▶ [LISTING]

▬▬▬

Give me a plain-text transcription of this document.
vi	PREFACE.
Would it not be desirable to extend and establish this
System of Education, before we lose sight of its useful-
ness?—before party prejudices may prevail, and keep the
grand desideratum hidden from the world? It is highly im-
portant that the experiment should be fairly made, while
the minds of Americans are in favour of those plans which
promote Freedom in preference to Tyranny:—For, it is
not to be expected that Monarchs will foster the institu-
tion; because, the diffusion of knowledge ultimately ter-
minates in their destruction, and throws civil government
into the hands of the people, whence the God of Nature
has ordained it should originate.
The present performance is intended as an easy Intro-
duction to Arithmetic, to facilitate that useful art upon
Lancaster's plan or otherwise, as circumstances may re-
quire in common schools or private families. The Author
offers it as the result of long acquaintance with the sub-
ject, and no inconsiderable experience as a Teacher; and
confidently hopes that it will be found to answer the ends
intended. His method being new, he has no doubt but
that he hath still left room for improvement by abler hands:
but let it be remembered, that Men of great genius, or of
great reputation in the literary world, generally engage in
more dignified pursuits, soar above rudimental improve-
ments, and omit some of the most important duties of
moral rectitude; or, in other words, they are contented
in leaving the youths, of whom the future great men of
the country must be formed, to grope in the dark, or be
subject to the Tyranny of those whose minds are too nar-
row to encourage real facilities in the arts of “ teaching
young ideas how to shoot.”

▬▬▬

▶ [REQUIREMENT]
Each line in the data that holds the string "minds" should be found and copied.

▶ [THE OUTPUT]
the minds of Americans are in favour of those plans which
subject to the Tyranny of those whose minds are too nar-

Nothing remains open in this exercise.